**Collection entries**
● ● ● ● ●

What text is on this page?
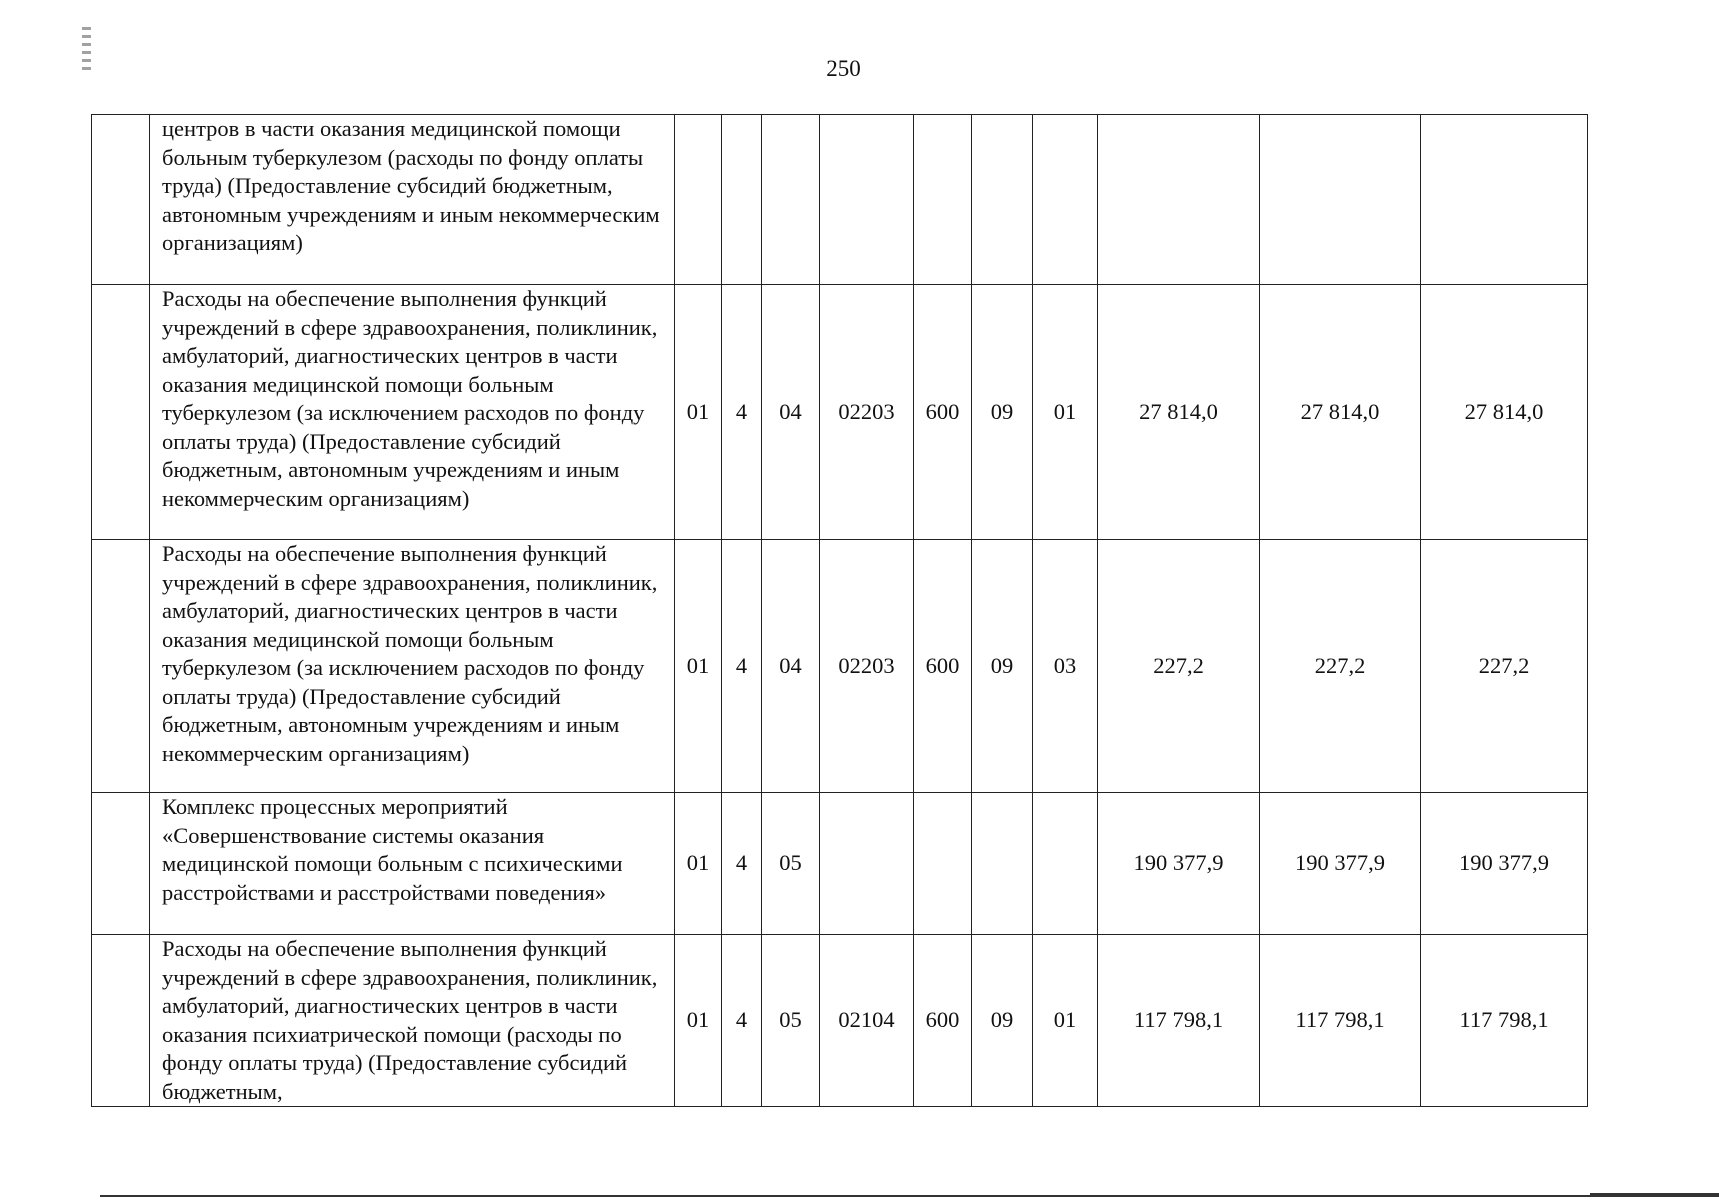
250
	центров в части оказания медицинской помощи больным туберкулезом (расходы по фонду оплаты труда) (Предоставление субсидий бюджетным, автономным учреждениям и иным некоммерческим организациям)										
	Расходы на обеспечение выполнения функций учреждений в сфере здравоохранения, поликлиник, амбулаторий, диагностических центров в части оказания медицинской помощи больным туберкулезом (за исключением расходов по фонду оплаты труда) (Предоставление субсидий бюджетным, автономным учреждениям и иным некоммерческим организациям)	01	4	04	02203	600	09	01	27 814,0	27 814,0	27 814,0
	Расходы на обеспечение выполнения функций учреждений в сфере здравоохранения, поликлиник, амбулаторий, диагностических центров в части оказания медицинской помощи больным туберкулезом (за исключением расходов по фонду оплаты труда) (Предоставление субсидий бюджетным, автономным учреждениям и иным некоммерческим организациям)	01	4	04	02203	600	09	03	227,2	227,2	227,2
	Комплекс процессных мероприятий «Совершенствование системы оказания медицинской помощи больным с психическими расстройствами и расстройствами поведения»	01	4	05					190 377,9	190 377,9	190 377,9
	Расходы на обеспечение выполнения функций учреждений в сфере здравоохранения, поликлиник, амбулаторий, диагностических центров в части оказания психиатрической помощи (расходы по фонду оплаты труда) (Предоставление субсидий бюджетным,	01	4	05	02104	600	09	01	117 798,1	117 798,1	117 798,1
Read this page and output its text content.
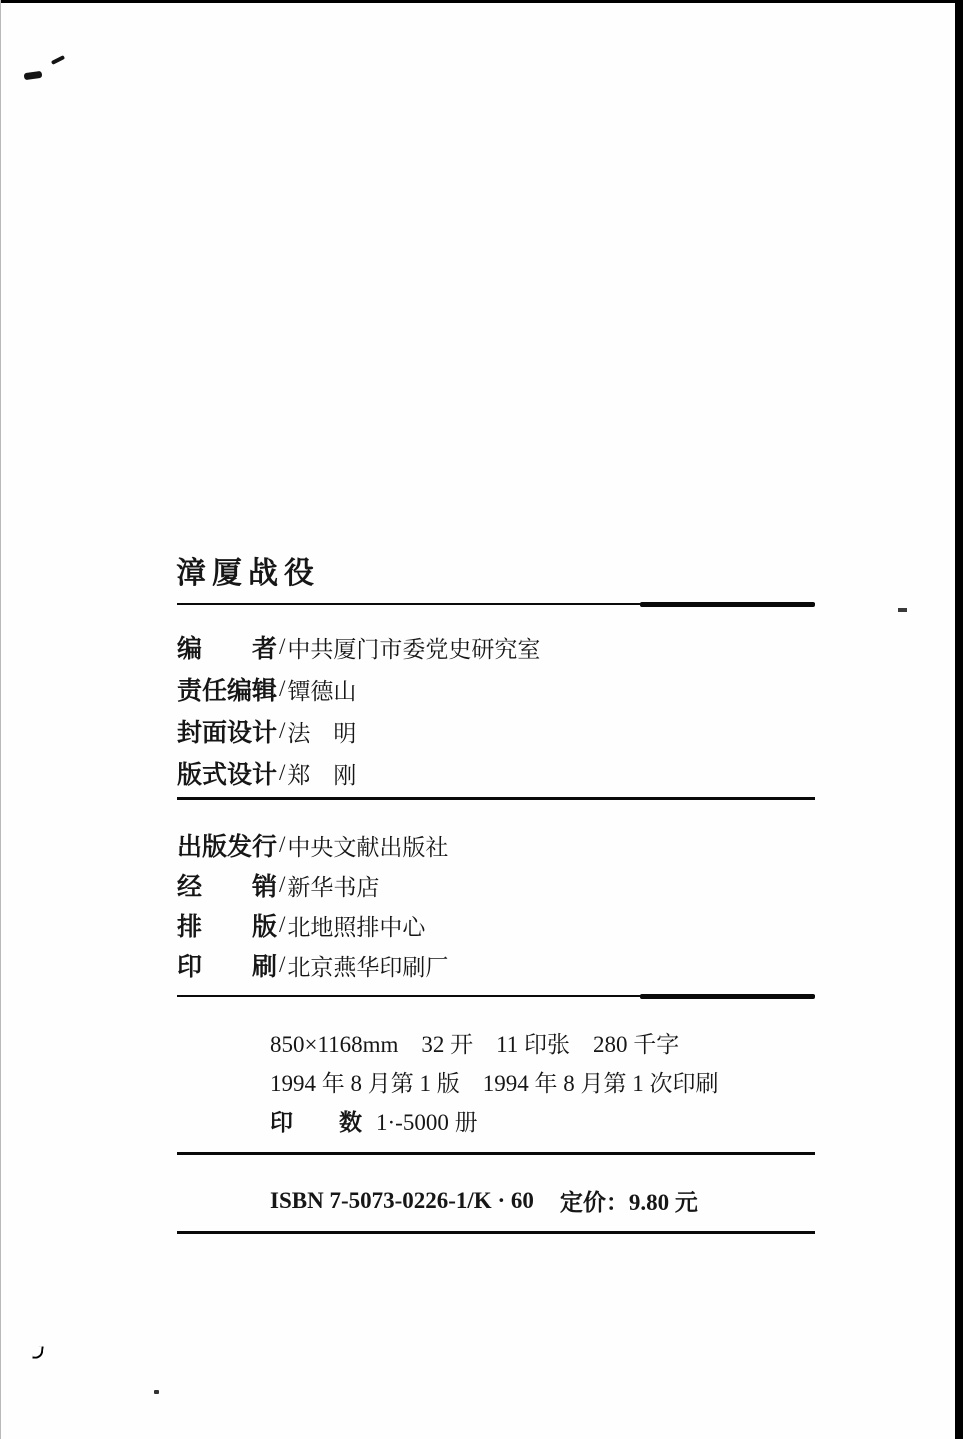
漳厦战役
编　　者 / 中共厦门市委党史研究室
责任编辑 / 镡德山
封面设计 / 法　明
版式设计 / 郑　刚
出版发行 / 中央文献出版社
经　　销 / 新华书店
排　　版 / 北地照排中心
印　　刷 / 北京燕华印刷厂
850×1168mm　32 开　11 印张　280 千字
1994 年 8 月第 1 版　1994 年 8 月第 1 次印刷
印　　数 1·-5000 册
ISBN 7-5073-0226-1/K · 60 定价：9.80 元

● ● ● ● ●

**SET PROBLEM**
Copy the listing exactly. Any image in it stays out of the copy.

**THE REPLY**
What text is on this page?
250
	центров в части оказания медицинской помощи больным туберкулезом (расходы по фонду оплаты труда) (Предоставление субсидий бюджетным, автономным учреждениям и иным некоммерческим организациям)										
	Расходы на обеспечение выполнения функций учреждений в сфере здравоохранения, поликлиник, амбулаторий, диагностических центров в части оказания медицинской помощи больным туберкулезом (за исключением расходов по фонду оплаты труда) (Предоставление субсидий бюджетным, автономным учреждениям и иным некоммерческим организациям)	01	4	04	02203	600	09	01	27 814,0	27 814,0	27 814,0
	Расходы на обеспечение выполнения функций учреждений в сфере здравоохранения, поликлиник, амбулаторий, диагностических центров в части оказания медицинской помощи больным туберкулезом (за исключением расходов по фонду оплаты труда) (Предоставление субсидий бюджетным, автономным учреждениям и иным некоммерческим организациям)	01	4	04	02203	600	09	03	227,2	227,2	227,2
	Комплекс процессных мероприятий «Совершенствование системы оказания медицинской помощи больным с психическими расстройствами и расстройствами поведения»	01	4	05					190 377,9	190 377,9	190 377,9
	Расходы на обеспечение выполнения функций учреждений в сфере здравоохранения, поликлиник, амбулаторий, диагностических центров в части оказания психиатрической помощи (расходы по фонду оплаты труда) (Предоставление субсидий бюджетным,	01	4	05	02104	600	09	01	117 798,1	117 798,1	117 798,1
Read this page and output its text content.
漳厦战役
编　　者 / 中共厦门市委党史研究室
责任编辑 / 镡德山
封面设计 / 法　明
版式设计 / 郑　刚
出版发行 / 中央文献出版社
经　　销 / 新华书店
排　　版 / 北地照排中心
印　　刷 / 北京燕华印刷厂
850×1168mm　32 开　11 印张　280 千字
1994 年 8 月第 1 版　1994 年 8 月第 1 次印刷
印　　数 1·-5000 册
ISBN 7-5073-0226-1/K · 60 定价：9.80 元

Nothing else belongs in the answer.